## DIRECTION
Reproduce the lines of the listing below unchanged, beginning with the line that contains "bar-segment-clinics[interactable] [179, 277, 211, 293]" and continuing through the line that contains "bar-segment-hospitals[interactable] [105, 357, 107, 373]", both included.

## RECORDS SUPPLIED
Begin

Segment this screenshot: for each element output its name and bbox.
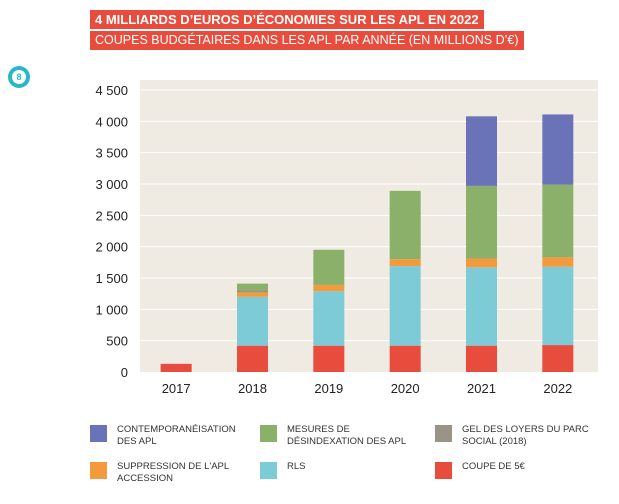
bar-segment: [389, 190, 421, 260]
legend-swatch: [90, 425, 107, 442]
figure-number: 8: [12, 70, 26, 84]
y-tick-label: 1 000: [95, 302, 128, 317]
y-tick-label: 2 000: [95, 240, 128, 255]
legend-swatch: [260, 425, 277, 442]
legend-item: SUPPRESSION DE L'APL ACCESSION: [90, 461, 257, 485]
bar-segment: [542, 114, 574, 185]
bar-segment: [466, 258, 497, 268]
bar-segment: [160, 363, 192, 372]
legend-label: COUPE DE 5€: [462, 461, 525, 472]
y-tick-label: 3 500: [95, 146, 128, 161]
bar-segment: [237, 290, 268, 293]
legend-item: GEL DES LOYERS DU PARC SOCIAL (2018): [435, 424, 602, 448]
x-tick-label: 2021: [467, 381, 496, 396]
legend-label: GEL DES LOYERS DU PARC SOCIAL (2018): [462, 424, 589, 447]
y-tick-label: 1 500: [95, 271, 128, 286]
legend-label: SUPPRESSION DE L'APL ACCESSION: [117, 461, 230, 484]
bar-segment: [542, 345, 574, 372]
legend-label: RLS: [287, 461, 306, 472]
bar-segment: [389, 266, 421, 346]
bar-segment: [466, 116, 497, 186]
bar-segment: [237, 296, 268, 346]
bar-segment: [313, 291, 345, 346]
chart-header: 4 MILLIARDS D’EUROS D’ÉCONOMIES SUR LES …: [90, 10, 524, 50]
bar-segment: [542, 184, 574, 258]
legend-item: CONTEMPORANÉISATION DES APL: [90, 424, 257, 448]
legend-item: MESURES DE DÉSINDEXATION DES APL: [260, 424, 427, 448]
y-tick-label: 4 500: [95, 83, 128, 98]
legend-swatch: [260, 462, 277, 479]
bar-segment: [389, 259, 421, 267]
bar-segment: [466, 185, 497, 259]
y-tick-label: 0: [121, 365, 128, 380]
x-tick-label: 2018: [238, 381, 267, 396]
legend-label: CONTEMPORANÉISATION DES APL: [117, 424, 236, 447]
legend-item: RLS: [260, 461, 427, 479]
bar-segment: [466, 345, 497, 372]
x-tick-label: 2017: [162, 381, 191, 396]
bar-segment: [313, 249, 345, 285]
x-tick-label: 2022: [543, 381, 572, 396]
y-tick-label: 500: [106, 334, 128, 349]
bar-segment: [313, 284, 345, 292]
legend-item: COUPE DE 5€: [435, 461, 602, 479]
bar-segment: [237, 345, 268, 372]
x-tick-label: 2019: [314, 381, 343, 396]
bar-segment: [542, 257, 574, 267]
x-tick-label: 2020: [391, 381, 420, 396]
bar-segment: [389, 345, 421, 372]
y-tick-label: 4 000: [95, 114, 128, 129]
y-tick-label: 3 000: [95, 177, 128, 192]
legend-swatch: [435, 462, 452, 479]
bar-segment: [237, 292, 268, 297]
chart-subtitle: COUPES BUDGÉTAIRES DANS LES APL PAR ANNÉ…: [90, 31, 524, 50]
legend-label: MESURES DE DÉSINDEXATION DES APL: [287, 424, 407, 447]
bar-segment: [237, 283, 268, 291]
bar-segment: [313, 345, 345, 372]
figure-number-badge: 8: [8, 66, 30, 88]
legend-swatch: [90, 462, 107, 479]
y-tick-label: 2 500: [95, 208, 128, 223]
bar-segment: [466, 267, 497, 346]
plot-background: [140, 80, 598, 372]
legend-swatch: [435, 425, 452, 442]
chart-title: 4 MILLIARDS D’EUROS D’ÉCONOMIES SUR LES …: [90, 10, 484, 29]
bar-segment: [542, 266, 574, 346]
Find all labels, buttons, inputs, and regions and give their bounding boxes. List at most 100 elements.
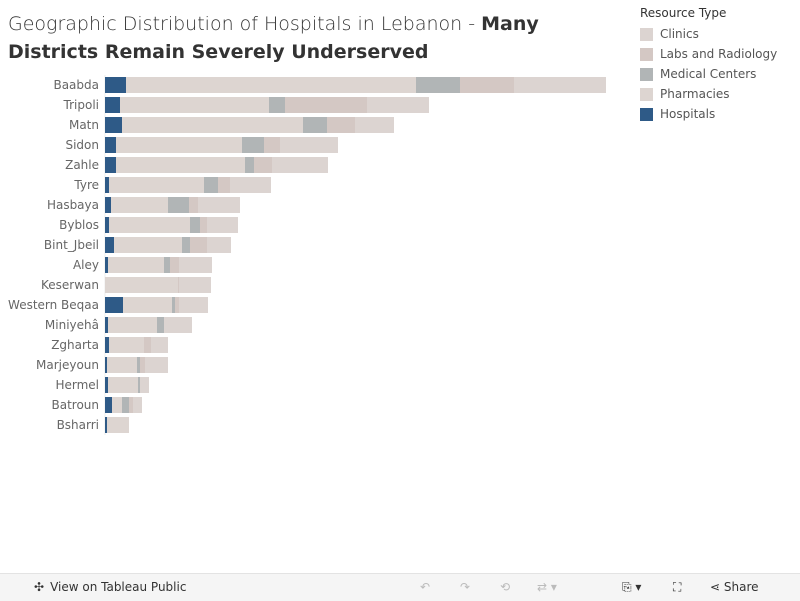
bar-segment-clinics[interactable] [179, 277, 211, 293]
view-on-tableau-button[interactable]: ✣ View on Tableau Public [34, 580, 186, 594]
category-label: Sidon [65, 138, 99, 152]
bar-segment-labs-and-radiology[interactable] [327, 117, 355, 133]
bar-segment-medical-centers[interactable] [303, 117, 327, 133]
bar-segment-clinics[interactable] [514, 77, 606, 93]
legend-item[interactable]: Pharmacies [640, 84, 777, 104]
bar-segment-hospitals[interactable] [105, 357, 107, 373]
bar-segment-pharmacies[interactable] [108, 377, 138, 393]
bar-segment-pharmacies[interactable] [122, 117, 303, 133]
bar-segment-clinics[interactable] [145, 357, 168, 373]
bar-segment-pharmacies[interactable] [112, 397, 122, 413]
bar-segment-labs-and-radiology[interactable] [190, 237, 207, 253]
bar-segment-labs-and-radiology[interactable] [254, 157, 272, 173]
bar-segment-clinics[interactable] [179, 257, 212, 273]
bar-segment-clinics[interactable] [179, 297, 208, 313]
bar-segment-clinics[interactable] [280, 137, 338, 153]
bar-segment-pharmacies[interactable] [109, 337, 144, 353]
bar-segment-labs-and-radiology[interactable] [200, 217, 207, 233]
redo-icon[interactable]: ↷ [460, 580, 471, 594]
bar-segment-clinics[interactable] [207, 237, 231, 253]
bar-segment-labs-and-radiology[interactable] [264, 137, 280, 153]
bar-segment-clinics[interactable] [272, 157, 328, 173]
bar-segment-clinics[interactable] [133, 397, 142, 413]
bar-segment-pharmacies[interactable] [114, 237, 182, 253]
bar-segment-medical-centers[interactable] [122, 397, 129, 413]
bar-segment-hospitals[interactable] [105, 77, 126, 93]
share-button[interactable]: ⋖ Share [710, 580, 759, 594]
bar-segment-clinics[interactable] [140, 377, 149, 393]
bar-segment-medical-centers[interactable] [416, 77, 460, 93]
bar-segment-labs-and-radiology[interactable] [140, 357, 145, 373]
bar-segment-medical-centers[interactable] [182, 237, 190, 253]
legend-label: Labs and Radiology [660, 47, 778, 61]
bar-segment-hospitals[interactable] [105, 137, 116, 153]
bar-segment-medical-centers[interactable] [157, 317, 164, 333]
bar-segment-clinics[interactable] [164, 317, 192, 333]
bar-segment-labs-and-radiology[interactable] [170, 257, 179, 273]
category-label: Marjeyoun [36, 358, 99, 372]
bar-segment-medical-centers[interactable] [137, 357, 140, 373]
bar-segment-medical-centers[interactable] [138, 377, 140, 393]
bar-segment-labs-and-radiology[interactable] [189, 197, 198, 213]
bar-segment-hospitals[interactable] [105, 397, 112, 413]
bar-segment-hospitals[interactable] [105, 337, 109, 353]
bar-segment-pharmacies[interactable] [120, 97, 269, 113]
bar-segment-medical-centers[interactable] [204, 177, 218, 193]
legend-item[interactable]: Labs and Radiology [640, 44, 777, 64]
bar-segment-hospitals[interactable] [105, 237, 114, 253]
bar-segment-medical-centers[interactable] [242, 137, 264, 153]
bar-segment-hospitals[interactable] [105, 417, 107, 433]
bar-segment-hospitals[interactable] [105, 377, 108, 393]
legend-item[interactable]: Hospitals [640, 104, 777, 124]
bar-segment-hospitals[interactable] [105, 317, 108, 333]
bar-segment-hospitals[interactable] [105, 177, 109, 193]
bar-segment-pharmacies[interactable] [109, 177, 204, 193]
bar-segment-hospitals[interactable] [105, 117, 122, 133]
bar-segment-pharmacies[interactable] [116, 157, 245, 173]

End

## ANSWER
bar-segment-clinics[interactable] [179, 277, 211, 293]
view-on-tableau-button[interactable]: ✣ View on Tableau Public [34, 580, 186, 594]
category-label: Sidon [65, 138, 99, 152]
bar-segment-labs-and-radiology[interactable] [327, 117, 355, 133]
bar-segment-medical-centers[interactable] [303, 117, 327, 133]
bar-segment-clinics[interactable] [514, 77, 606, 93]
legend-item[interactable]: Pharmacies [640, 84, 777, 104]
bar-segment-hospitals[interactable] [105, 357, 107, 373]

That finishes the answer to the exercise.